**Work to complete**
Will you print the material below without altering a single character?

──────────

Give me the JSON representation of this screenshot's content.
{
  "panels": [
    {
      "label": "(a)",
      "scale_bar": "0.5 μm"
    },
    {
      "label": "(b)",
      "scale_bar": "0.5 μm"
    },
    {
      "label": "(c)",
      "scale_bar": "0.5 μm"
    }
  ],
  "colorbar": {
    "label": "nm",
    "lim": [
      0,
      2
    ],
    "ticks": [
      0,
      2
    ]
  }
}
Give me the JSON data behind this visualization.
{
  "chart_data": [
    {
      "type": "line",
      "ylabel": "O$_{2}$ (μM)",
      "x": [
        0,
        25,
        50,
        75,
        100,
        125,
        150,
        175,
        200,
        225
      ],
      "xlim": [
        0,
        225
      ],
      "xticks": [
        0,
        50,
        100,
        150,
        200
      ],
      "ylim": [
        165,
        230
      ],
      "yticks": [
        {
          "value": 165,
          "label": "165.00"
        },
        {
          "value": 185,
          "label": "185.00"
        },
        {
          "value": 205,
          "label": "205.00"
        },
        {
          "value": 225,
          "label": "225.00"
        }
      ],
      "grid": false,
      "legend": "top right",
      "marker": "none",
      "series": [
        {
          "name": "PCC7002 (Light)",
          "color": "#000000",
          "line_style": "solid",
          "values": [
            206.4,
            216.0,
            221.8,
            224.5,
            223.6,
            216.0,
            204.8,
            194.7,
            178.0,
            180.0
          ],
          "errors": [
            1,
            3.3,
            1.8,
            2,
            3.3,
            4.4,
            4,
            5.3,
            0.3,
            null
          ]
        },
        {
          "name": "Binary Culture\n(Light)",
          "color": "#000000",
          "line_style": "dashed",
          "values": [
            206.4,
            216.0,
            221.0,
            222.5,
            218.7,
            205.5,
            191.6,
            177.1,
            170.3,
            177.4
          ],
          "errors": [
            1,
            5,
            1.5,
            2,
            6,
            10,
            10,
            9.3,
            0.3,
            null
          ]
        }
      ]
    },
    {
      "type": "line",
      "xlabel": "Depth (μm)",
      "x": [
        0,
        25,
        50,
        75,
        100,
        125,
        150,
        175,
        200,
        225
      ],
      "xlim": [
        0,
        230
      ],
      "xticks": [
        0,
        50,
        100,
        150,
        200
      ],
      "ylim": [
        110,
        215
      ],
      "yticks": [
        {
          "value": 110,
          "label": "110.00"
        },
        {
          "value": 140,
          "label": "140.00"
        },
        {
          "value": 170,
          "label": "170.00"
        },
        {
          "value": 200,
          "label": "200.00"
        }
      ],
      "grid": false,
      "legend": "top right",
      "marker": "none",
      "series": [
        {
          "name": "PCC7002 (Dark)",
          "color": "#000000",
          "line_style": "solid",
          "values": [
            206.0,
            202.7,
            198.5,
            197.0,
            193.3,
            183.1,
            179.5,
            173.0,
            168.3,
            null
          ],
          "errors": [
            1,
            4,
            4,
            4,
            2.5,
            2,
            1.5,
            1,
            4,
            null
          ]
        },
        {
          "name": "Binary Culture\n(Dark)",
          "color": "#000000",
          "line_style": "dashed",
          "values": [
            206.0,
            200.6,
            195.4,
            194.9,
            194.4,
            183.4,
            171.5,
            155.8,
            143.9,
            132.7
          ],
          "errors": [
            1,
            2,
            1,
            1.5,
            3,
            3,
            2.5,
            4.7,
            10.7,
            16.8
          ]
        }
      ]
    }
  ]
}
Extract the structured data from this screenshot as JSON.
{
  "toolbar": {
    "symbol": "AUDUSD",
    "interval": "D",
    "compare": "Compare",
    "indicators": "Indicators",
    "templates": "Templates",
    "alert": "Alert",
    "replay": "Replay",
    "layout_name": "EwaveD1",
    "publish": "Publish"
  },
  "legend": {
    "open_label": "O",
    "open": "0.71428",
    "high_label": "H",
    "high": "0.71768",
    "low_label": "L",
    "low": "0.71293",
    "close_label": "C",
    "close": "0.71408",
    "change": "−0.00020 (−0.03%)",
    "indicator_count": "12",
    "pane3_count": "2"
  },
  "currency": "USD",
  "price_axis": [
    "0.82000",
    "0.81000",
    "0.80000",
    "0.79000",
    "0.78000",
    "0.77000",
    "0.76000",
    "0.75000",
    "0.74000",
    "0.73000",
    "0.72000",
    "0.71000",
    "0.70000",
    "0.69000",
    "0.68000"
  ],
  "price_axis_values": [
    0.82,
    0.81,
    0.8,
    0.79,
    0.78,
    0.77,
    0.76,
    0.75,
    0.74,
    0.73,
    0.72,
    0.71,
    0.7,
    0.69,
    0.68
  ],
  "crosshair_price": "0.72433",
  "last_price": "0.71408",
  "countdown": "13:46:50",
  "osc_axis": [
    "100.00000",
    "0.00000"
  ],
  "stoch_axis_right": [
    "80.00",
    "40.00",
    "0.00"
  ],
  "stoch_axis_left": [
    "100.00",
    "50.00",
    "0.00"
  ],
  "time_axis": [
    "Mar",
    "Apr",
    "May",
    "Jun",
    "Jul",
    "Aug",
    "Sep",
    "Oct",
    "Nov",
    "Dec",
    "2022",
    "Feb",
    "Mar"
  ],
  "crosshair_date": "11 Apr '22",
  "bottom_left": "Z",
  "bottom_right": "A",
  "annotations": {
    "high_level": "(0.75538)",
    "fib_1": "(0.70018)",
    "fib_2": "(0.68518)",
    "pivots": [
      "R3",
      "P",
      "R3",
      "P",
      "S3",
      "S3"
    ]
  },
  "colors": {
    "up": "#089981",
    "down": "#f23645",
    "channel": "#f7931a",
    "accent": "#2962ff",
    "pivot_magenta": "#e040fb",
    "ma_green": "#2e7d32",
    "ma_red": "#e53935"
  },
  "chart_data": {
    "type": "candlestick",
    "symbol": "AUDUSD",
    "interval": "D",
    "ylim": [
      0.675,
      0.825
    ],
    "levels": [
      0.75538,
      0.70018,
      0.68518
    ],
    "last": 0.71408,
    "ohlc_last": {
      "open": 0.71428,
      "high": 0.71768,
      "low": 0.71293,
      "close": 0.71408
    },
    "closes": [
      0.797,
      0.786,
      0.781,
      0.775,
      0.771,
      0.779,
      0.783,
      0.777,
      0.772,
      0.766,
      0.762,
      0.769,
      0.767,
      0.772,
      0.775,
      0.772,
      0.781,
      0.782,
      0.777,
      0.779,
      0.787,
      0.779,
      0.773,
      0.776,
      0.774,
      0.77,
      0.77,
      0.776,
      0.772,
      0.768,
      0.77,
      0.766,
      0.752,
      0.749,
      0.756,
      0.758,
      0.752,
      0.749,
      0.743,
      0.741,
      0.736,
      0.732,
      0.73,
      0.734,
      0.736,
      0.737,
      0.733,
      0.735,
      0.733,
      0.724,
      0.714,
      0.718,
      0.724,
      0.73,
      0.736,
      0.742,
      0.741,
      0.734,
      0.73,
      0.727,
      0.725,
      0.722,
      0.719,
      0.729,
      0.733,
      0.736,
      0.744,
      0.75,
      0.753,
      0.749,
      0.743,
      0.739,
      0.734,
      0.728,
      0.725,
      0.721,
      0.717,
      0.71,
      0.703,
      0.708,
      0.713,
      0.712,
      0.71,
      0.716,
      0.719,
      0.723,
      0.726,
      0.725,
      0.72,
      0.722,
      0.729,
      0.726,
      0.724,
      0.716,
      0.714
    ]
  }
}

──────────

**Exercise solution**
Give me the JSON representation of this screenshot's content.
{
  "panels": [
    {
      "label": "(a)",
      "scale_bar": "0.5 μm"
    },
    {
      "label": "(b)",
      "scale_bar": "0.5 μm"
    },
    {
      "label": "(c)",
      "scale_bar": "0.5 μm"
    }
  ],
  "colorbar": {
    "label": "nm",
    "lim": [
      0,
      2
    ],
    "ticks": [
      0,
      2
    ]
  }
}
Give me the JSON data behind this visualization.
{
  "chart_data": [
    {
      "type": "line",
      "ylabel": "O$_{2}$ (μM)",
      "x": [
        0,
        25,
        50,
        75,
        100,
        125,
        150,
        175,
        200,
        225
      ],
      "xlim": [
        0,
        225
      ],
      "xticks": [
        0,
        50,
        100,
        150,
        200
      ],
      "ylim": [
        165,
        230
      ],
      "yticks": [
        {
          "value": 165,
          "label": "165.00"
        },
        {
          "value": 185,
          "label": "185.00"
        },
        {
          "value": 205,
          "label": "205.00"
        },
        {
          "value": 225,
          "label": "225.00"
        }
      ],
      "grid": false,
      "legend": "top right",
      "marker": "none",
      "series": [
        {
          "name": "PCC7002 (Light)",
          "color": "#000000",
          "line_style": "solid",
          "values": [
            206.4,
            216.0,
            221.8,
            224.5,
            223.6,
            216.0,
            204.8,
            194.7,
            178.0,
            180.0
          ],
          "errors": [
            1,
            3.3,
            1.8,
            2,
            3.3,
            4.4,
            4,
            5.3,
            0.3,
            null
          ]
        },
        {
          "name": "Binary Culture\n(Light)",
          "color": "#000000",
          "line_style": "dashed",
          "values": [
            206.4,
            216.0,
            221.0,
            222.5,
            218.7,
            205.5,
            191.6,
            177.1,
            170.3,
            177.4
          ],
          "errors": [
            1,
            5,
            1.5,
            2,
            6,
            10,
            10,
            9.3,
            0.3,
            null
          ]
        }
      ]
    },
    {
      "type": "line",
      "xlabel": "Depth (μm)",
      "x": [
        0,
        25,
        50,
        75,
        100,
        125,
        150,
        175,
        200,
        225
      ],
      "xlim": [
        0,
        230
      ],
      "xticks": [
        0,
        50,
        100,
        150,
        200
      ],
      "ylim": [
        110,
        215
      ],
      "yticks": [
        {
          "value": 110,
          "label": "110.00"
        },
        {
          "value": 140,
          "label": "140.00"
        },
        {
          "value": 170,
          "label": "170.00"
        },
        {
          "value": 200,
          "label": "200.00"
        }
      ],
      "grid": false,
      "legend": "top right",
      "marker": "none",
      "series": [
        {
          "name": "PCC7002 (Dark)",
          "color": "#000000",
          "line_style": "solid",
          "values": [
            206.0,
            202.7,
            198.5,
            197.0,
            193.3,
            183.1,
            179.5,
            173.0,
            168.3,
            null
          ],
          "errors": [
            1,
            4,
            4,
            4,
            2.5,
            2,
            1.5,
            1,
            4,
            null
          ]
        },
        {
          "name": "Binary Culture\n(Dark)",
          "color": "#000000",
          "line_style": "dashed",
          "values": [
            206.0,
            200.6,
            195.4,
            194.9,
            194.4,
            183.4,
            171.5,
            155.8,
            143.9,
            132.7
          ],
          "errors": [
            1,
            2,
            1,
            1.5,
            3,
            3,
            2.5,
            4.7,
            10.7,
            16.8
          ]
        }
      ]
    }
  ]
}
Extract the structured data from this screenshot as JSON.
{
  "toolbar": {
    "symbol": "AUDUSD",
    "interval": "D",
    "compare": "Compare",
    "indicators": "Indicators",
    "templates": "Templates",
    "alert": "Alert",
    "replay": "Replay",
    "layout_name": "EwaveD1",
    "publish": "Publish"
  },
  "legend": {
    "open_label": "O",
    "open": "0.71428",
    "high_label": "H",
    "high": "0.71768",
    "low_label": "L",
    "low": "0.71293",
    "close_label": "C",
    "close": "0.71408",
    "change": "−0.00020 (−0.03%)",
    "indicator_count": "12",
    "pane3_count": "2"
  },
  "currency": "USD",
  "price_axis": [
    "0.82000",
    "0.81000",
    "0.80000",
    "0.79000",
    "0.78000",
    "0.77000",
    "0.76000",
    "0.75000",
    "0.74000",
    "0.73000",
    "0.72000",
    "0.71000",
    "0.70000",
    "0.69000",
    "0.68000"
  ],
  "price_axis_values": [
    0.82,
    0.81,
    0.8,
    0.79,
    0.78,
    0.77,
    0.76,
    0.75,
    0.74,
    0.73,
    0.72,
    0.71,
    0.7,
    0.69,
    0.68
  ],
  "crosshair_price": "0.72433",
  "last_price": "0.71408",
  "countdown": "13:46:50",
  "osc_axis": [
    "100.00000",
    "0.00000"
  ],
  "stoch_axis_right": [
    "80.00",
    "40.00",
    "0.00"
  ],
  "stoch_axis_left": [
    "100.00",
    "50.00",
    "0.00"
  ],
  "time_axis": [
    "Mar",
    "Apr",
    "May",
    "Jun",
    "Jul",
    "Aug",
    "Sep",
    "Oct",
    "Nov",
    "Dec",
    "2022",
    "Feb",
    "Mar"
  ],
  "crosshair_date": "11 Apr '22",
  "bottom_left": "Z",
  "bottom_right": "A",
  "annotations": {
    "high_level": "(0.75538)",
    "fib_1": "(0.70018)",
    "fib_2": "(0.68518)",
    "pivots": [
      "R3",
      "P",
      "R3",
      "P",
      "S3",
      "S3"
    ]
  },
  "colors": {
    "up": "#089981",
    "down": "#f23645",
    "channel": "#f7931a",
    "accent": "#2962ff",
    "pivot_magenta": "#e040fb",
    "ma_green": "#2e7d32",
    "ma_red": "#e53935"
  },
  "chart_data": {
    "type": "candlestick",
    "symbol": "AUDUSD",
    "interval": "D",
    "ylim": [
      0.675,
      0.825
    ],
    "levels": [
      0.75538,
      0.70018,
      0.68518
    ],
    "last": 0.71408,
    "ohlc_last": {
      "open": 0.71428,
      "high": 0.71768,
      "low": 0.71293,
      "close": 0.71408
    },
    "closes": [
      0.797,
      0.786,
      0.781,
      0.775,
      0.771,
      0.779,
      0.783,
      0.777,
      0.772,
      0.766,
      0.762,
      0.769,
      0.767,
      0.772,
      0.775,
      0.772,
      0.781,
      0.782,
      0.777,
      0.779,
      0.787,
      0.779,
      0.773,
      0.776,
      0.774,
      0.77,
      0.77,
      0.776,
      0.772,
      0.768,
      0.77,
      0.766,
      0.752,
      0.749,
      0.756,
      0.758,
      0.752,
      0.749,
      0.743,
      0.741,
      0.736,
      0.732,
      0.73,
      0.734,
      0.736,
      0.737,
      0.733,
      0.735,
      0.733,
      0.724,
      0.714,
      0.718,
      0.724,
      0.73,
      0.736,
      0.742,
      0.741,
      0.734,
      0.73,
      0.727,
      0.725,
      0.722,
      0.719,
      0.729,
      0.733,
      0.736,
      0.744,
      0.75,
      0.753,
      0.749,
      0.743,
      0.739,
      0.734,
      0.728,
      0.725,
      0.721,
      0.717,
      0.71,
      0.703,
      0.708,
      0.713,
      0.712,
      0.71,
      0.716,
      0.719,
      0.723,
      0.726,
      0.725,
      0.72,
      0.722,
      0.729,
      0.726,
      0.724,
      0.716,
      0.714
    ]
  }
}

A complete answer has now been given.